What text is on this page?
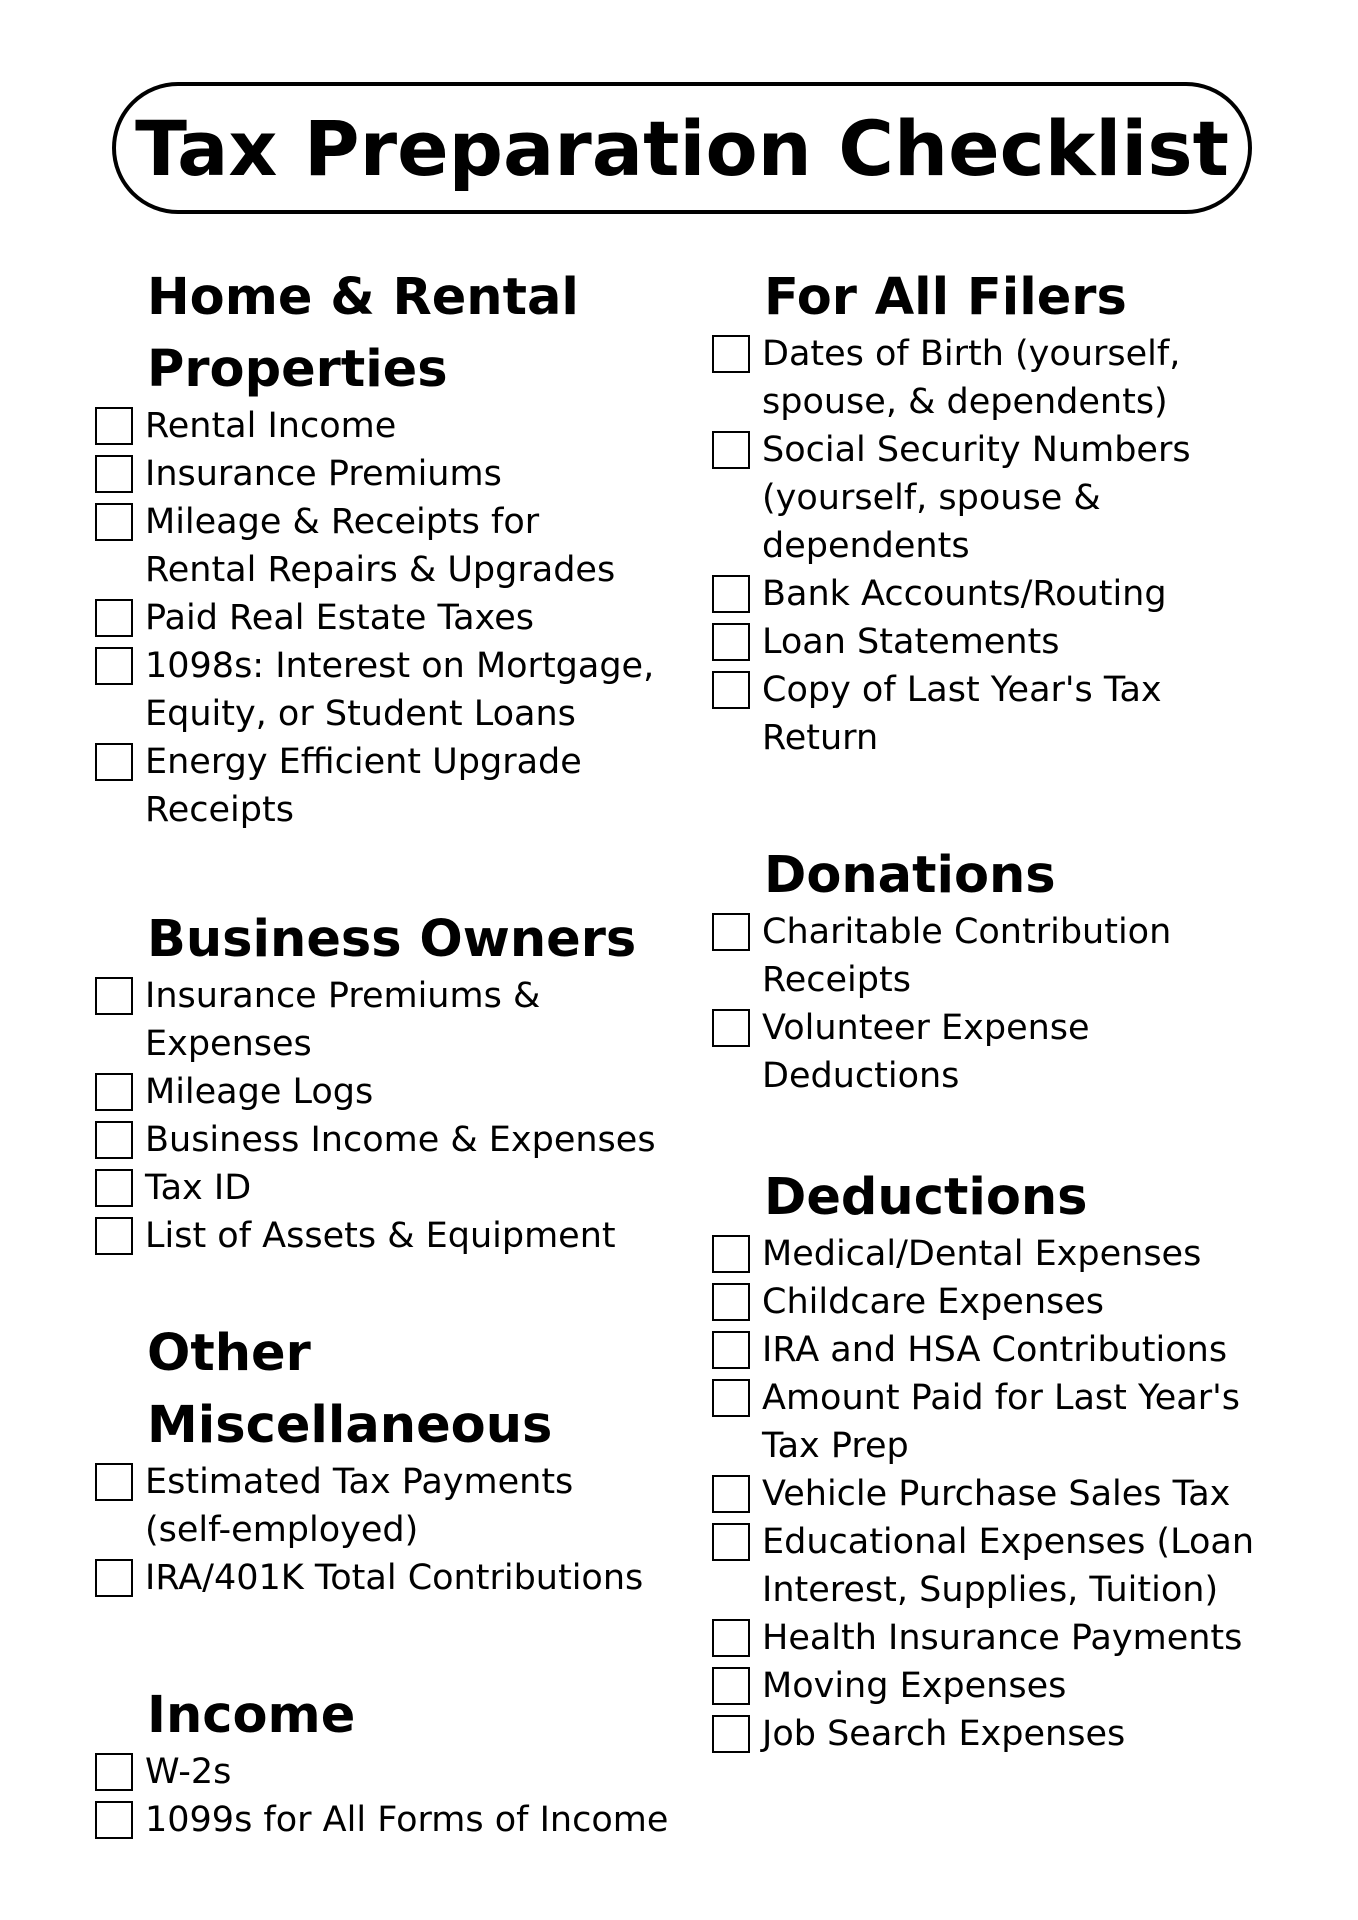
Tax Preparation Checklist
Home & Rental Properties
Rental Income
Insurance Premiums
Mileage & Receipts for
Rental Repairs & Upgrades
Paid Real Estate Taxes
1098s: Interest on Mortgage,
Equity, or Student Loans
Energy Efficient Upgrade
Receipts
Business Owners
Insurance Premiums &
Expenses
Mileage Logs
Business Income & Expenses
Tax ID
List of Assets & Equipment
Other Miscellaneous
Estimated Tax Payments
(self-employed)
IRA/401K Total Contributions
Income
W-2s
1099s for All Forms of Income
For All Filers
Dates of Birth (yourself,
spouse, & dependents)
Social Security Numbers
(yourself, spouse &
dependents
Bank Accounts/Routing
Loan Statements
Copy of Last Year's Tax
Return
Donations
Charitable Contribution
Receipts
Volunteer Expense
Deductions
Deductions
Medical/Dental Expenses
Childcare Expenses
IRA and HSA Contributions
Amount Paid for Last Year's
Tax Prep
Vehicle Purchase Sales Tax
Educational Expenses (Loan
Interest, Supplies, Tuition)
Health Insurance Payments
Moving Expenses
Job Search Expenses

──────────

- **Set exercise**: Print all of the records shown above exactly, leaving out each picture.

- **Correct output**:
What text is on this page?
Tax Preparation Checklist
Home & Rental Properties
Rental Income
Insurance Premiums
Mileage & Receipts for
Rental Repairs & Upgrades
Paid Real Estate Taxes
1098s: Interest on Mortgage,
Equity, or Student Loans
Energy Efficient Upgrade
Receipts
Business Owners
Insurance Premiums &
Expenses
Mileage Logs
Business Income & Expenses
Tax ID
List of Assets & Equipment
Other Miscellaneous
Estimated Tax Payments
(self-employed)
IRA/401K Total Contributions
Income
W-2s
1099s for All Forms of Income
For All Filers
Dates of Birth (yourself,
spouse, & dependents)
Social Security Numbers
(yourself, spouse &
dependents
Bank Accounts/Routing
Loan Statements
Copy of Last Year's Tax
Return
Donations
Charitable Contribution
Receipts
Volunteer Expense
Deductions
Deductions
Medical/Dental Expenses
Childcare Expenses
IRA and HSA Contributions
Amount Paid for Last Year's
Tax Prep
Vehicle Purchase Sales Tax
Educational Expenses (Loan
Interest, Supplies, Tuition)
Health Insurance Payments
Moving Expenses
Job Search Expenses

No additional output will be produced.